• [TASK INPUTS]:
━━━━━━━━━━━━━━━━━━━━━━━━━━━━━━
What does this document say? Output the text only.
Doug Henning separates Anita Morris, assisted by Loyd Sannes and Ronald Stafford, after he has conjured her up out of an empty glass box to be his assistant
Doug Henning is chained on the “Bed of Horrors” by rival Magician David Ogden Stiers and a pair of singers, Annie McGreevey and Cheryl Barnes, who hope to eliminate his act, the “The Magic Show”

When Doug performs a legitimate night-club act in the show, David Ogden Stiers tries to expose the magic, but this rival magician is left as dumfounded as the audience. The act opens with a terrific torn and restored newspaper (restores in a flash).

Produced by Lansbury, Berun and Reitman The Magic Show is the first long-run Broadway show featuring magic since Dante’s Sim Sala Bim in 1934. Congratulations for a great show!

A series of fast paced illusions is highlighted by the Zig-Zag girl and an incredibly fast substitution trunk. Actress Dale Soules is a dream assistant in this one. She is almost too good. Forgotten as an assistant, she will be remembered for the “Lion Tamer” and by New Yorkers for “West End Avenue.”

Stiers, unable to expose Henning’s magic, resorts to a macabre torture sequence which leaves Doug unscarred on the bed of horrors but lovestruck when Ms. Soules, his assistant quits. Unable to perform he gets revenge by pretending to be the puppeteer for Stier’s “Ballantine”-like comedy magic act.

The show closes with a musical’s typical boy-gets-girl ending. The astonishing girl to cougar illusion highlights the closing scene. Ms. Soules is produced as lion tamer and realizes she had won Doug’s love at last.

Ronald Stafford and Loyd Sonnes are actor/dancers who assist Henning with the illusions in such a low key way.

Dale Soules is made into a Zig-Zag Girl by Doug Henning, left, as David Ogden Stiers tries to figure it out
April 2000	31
━━━━━━━━━━━━━━━━━━━━━━━━━━━━━━
• [TASK DESCRIPTION]: Give the records above again, word for word.

• [RESULT OF THIS TASK]:
What does this document say? Output the text only.
Doug Henning separates Anita Morris, assisted by Loyd Sannes and Ronald Stafford, after he has conjured her up out of an empty glass box to be his assistant
Doug Henning is chained on the “Bed of Horrors” by rival Magician David Ogden Stiers and a pair of singers, Annie McGreevey and Cheryl Barnes, who hope to eliminate his act, the “The Magic Show”

When Doug performs a legitimate night-club act in the show, David Ogden Stiers tries to expose the magic, but this rival magician is left as dumfounded as the audience. The act opens with a terrific torn and restored newspaper (restores in a flash).

Produced by Lansbury, Berun and Reitman The Magic Show is the first long-run Broadway show featuring magic since Dante’s Sim Sala Bim in 1934. Congratulations for a great show!

A series of fast paced illusions is highlighted by the Zig-Zag girl and an incredibly fast substitution trunk. Actress Dale Soules is a dream assistant in this one. She is almost too good. Forgotten as an assistant, she will be remembered for the “Lion Tamer” and by New Yorkers for “West End Avenue.”

Stiers, unable to expose Henning’s magic, resorts to a macabre torture sequence which leaves Doug unscarred on the bed of horrors but lovestruck when Ms. Soules, his assistant quits. Unable to perform he gets revenge by pretending to be the puppeteer for Stier’s “Ballantine”-like comedy magic act.

The show closes with a musical’s typical boy-gets-girl ending. The astonishing girl to cougar illusion highlights the closing scene. Ms. Soules is produced as lion tamer and realizes she had won Doug’s love at last.

Ronald Stafford and Loyd Sonnes are actor/dancers who assist Henning with the illusions in such a low key way.

Dale Soules is made into a Zig-Zag Girl by Doug Henning, left, as David Ogden Stiers tries to figure it out
April 2000	31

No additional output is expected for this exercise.